Exercise prompt: Give only the count of lines containing "text".

----- Information given

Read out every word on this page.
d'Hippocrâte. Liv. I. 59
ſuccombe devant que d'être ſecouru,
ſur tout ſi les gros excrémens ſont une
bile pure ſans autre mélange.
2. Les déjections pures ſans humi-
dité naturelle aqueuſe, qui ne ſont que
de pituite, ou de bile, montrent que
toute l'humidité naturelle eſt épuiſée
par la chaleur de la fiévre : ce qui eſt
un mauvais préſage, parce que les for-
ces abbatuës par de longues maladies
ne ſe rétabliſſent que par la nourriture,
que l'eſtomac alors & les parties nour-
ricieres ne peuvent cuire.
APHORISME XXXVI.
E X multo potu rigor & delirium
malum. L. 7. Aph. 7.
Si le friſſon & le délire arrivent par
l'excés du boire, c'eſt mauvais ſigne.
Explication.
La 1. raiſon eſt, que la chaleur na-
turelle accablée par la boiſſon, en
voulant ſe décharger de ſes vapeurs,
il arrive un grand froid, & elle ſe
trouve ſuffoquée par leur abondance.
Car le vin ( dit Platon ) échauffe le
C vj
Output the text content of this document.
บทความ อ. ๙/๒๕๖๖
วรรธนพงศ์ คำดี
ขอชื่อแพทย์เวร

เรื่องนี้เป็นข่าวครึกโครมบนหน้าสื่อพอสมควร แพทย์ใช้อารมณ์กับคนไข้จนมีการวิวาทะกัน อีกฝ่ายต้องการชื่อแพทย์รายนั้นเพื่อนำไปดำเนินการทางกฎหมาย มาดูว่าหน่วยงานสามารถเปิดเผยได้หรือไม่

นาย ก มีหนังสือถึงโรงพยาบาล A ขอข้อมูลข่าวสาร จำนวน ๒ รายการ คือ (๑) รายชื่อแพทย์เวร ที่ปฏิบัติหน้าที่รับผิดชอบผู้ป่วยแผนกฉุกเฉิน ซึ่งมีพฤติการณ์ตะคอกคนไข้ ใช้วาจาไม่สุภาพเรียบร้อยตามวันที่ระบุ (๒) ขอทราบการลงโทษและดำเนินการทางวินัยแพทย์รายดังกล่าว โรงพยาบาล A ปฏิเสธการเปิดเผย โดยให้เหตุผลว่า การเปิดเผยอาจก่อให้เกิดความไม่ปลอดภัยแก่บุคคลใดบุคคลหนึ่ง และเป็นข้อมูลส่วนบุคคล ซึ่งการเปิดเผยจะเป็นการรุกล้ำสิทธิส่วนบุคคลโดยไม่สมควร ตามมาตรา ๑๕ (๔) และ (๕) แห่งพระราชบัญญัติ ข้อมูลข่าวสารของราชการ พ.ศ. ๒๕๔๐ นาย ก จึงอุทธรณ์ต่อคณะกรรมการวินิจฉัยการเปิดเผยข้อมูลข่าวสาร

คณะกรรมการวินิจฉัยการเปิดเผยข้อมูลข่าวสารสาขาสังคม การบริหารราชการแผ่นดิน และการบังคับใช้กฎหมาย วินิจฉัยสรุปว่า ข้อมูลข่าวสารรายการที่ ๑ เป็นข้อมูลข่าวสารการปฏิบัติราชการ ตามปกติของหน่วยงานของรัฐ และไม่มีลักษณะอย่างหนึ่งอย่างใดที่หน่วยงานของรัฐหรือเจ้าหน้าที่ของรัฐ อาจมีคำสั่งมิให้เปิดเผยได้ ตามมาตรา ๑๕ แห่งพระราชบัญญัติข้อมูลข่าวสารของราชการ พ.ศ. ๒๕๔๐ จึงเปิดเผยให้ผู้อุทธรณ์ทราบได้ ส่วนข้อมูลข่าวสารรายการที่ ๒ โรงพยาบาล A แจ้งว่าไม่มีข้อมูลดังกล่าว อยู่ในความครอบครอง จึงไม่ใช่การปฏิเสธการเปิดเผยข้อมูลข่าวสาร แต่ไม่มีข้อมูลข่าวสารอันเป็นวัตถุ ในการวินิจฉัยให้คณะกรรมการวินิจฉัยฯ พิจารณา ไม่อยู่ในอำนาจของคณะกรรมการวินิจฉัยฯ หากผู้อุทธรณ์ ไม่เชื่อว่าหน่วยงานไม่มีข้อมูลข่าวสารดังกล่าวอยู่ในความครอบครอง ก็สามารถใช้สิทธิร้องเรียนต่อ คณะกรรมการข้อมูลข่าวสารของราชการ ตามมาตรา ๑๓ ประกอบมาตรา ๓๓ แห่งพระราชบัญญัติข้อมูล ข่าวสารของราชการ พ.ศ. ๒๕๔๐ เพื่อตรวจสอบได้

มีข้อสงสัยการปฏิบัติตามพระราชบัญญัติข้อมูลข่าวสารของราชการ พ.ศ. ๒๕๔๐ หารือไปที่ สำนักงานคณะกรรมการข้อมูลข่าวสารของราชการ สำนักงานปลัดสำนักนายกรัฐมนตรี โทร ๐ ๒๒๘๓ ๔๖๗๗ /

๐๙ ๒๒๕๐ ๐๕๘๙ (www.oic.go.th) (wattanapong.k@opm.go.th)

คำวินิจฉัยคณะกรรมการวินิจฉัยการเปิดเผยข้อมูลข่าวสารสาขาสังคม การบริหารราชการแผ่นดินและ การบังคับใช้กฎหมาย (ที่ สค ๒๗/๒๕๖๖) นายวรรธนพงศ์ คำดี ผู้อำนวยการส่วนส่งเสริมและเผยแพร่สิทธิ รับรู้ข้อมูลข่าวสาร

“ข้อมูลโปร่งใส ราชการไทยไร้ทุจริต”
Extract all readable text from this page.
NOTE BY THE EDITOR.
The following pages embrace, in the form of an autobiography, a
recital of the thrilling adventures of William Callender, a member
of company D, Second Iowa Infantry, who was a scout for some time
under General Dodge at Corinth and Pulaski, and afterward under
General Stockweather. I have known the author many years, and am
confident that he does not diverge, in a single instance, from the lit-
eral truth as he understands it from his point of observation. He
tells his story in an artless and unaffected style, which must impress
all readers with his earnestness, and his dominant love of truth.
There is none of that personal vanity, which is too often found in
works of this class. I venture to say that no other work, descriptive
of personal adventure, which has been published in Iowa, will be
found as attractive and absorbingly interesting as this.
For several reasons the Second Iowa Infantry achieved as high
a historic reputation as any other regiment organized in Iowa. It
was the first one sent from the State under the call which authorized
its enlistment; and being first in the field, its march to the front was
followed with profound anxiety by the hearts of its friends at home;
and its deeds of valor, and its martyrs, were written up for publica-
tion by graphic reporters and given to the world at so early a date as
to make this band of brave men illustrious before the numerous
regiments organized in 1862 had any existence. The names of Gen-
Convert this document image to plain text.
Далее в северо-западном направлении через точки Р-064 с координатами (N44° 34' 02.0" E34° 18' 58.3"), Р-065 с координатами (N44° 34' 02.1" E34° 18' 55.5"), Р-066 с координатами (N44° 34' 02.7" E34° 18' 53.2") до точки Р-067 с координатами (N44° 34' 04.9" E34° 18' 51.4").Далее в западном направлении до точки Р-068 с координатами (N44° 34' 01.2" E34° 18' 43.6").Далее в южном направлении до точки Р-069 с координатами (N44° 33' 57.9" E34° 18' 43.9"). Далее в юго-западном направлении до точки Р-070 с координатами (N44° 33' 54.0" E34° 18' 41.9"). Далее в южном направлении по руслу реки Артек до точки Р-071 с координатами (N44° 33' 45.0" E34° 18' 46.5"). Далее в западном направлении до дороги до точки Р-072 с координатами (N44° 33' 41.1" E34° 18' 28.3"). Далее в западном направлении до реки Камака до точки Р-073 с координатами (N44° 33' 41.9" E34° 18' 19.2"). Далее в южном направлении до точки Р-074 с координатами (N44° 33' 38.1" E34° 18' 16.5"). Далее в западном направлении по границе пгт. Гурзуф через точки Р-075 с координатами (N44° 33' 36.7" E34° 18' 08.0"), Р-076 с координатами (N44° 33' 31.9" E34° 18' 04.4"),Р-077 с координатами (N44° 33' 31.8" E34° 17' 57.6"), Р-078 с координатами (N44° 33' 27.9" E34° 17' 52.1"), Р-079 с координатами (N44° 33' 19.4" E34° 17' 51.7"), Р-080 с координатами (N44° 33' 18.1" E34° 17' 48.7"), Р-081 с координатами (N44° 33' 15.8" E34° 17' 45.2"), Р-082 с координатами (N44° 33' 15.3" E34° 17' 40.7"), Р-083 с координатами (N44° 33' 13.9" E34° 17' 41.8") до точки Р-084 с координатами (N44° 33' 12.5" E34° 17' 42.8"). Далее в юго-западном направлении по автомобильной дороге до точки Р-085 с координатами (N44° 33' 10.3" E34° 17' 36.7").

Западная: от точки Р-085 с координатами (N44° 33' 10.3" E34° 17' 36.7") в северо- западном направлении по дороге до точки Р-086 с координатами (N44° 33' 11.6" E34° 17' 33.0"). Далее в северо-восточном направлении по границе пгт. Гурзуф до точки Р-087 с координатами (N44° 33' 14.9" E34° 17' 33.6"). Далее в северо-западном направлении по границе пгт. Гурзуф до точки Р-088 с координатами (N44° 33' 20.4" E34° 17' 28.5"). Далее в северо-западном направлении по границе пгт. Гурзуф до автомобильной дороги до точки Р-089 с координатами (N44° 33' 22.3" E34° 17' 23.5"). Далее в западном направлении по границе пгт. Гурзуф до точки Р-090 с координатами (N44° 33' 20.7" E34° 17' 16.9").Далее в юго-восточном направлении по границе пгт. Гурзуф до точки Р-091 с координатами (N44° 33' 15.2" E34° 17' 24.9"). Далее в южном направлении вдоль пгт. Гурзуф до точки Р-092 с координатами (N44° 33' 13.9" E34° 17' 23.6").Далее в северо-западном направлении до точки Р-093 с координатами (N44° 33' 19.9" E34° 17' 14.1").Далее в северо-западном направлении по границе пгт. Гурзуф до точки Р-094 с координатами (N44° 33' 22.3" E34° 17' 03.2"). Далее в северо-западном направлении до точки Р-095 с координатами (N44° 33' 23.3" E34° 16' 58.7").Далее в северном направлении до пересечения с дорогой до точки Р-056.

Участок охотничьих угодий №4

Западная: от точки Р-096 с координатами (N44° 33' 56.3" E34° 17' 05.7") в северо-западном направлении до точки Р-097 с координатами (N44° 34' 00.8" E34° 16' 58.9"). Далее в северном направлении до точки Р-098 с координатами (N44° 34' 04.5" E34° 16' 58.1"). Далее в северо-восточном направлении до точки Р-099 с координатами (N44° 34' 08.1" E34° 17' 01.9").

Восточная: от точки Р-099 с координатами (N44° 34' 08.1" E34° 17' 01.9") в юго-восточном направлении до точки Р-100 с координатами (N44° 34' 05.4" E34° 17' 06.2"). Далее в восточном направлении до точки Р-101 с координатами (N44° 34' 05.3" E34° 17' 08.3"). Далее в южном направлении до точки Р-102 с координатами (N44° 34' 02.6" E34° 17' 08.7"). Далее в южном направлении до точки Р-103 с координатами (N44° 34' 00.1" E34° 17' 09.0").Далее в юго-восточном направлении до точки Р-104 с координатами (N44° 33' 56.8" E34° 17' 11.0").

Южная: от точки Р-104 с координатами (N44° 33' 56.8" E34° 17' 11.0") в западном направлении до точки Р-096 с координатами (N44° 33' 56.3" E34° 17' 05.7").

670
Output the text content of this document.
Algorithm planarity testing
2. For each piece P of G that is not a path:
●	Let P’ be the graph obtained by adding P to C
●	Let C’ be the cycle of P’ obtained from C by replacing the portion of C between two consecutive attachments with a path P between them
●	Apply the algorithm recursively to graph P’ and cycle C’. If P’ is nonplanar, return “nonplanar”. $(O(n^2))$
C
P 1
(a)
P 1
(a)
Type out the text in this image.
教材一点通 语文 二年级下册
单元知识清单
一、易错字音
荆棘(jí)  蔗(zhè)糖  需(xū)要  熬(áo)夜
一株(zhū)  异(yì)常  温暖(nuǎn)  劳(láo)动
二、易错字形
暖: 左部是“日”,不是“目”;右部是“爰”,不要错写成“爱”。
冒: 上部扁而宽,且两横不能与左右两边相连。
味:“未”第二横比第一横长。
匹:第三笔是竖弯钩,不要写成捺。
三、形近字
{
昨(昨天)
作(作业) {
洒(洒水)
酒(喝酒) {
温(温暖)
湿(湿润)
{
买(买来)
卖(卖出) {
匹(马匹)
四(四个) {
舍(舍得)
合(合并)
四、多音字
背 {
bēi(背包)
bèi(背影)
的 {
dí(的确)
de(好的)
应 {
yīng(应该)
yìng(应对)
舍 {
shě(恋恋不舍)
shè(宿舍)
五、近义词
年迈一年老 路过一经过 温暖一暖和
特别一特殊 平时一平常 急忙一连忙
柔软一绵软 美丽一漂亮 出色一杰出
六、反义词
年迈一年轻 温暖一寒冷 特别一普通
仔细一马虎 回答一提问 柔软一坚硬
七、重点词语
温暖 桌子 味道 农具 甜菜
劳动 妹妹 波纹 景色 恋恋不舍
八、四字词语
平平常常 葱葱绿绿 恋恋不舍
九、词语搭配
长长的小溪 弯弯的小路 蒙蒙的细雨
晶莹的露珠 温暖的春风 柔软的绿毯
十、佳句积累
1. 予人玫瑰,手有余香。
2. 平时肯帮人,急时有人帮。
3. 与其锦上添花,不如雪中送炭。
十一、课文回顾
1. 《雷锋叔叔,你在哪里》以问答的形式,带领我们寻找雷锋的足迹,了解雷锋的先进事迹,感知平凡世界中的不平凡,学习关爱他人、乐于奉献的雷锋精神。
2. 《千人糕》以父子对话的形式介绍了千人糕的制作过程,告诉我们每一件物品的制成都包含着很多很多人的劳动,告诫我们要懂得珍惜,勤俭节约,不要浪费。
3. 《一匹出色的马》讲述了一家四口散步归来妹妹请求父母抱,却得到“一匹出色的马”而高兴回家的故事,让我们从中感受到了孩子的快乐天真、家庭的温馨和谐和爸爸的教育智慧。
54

----------

Expected answer: 5